Pictures stay out of your copy, but everything else in the records below must be repeated exactly.
━━━━━ DATA SHOWN
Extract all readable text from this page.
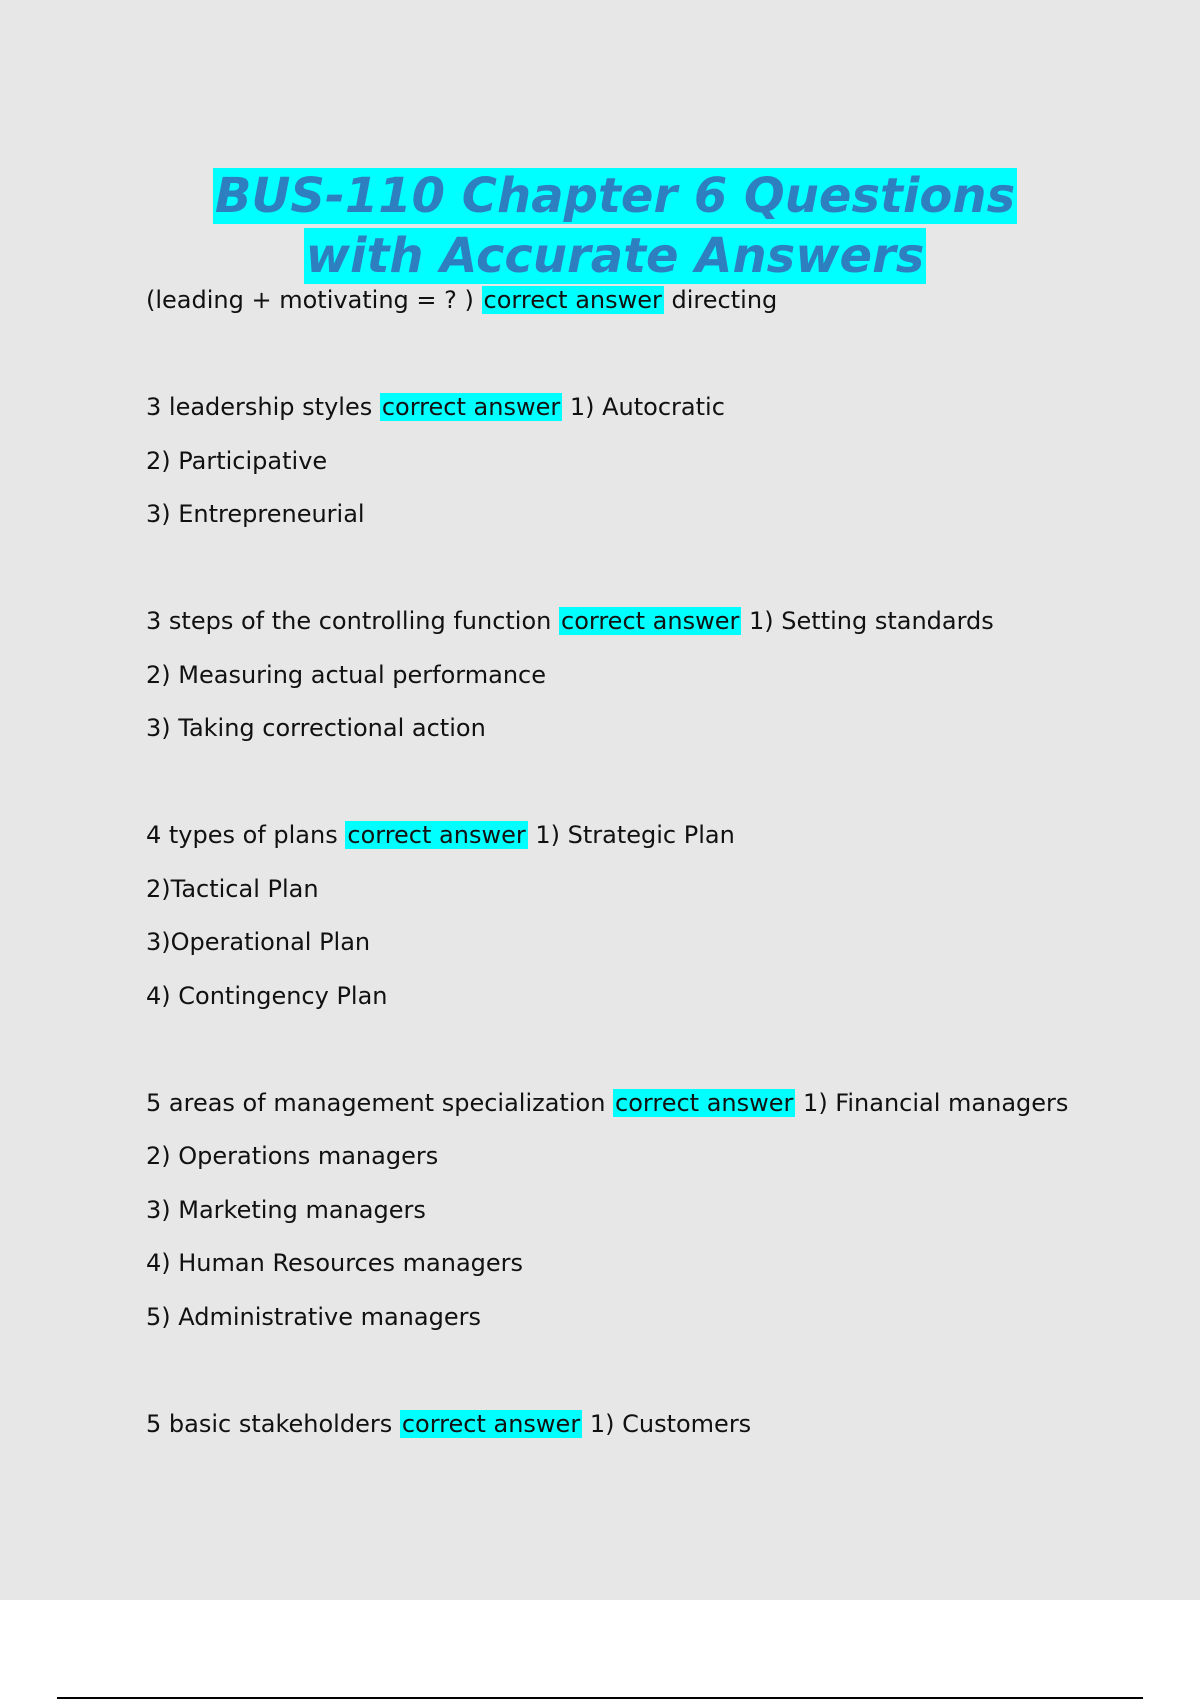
BUS-110 Chapter 6 Questions
with Accurate Answers
(leading + motivating = ? ) correct answer directing
3 leadership styles correct answer 1) Autocratic
2) Participative
3) Entrepreneurial
3 steps of the controlling function correct answer 1) Setting standards
2) Measuring actual performance
3) Taking correctional action
4 types of plans correct answer 1) Strategic Plan
2)Tactical Plan
3)Operational Plan
4) Contingency Plan
5 areas of management specialization correct answer 1) Financial managers
2) Operations managers
3) Marketing managers
4) Human Resources managers
5) Administrative managers
5 basic stakeholders correct answer 1) Customers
━━━━━━━━━━
RESULT OF THE TASK:
Extract all readable text from this page.
BUS-110 Chapter 6 Questions
with Accurate Answers
(leading + motivating = ? ) correct answer directing
3 leadership styles correct answer 1) Autocratic
2) Participative
3) Entrepreneurial
3 steps of the controlling function correct answer 1) Setting standards
2) Measuring actual performance
3) Taking correctional action
4 types of plans correct answer 1) Strategic Plan
2)Tactical Plan
3)Operational Plan
4) Contingency Plan
5 areas of management specialization correct answer 1) Financial managers
2) Operations managers
3) Marketing managers
4) Human Resources managers
5) Administrative managers
5 basic stakeholders correct answer 1) Customers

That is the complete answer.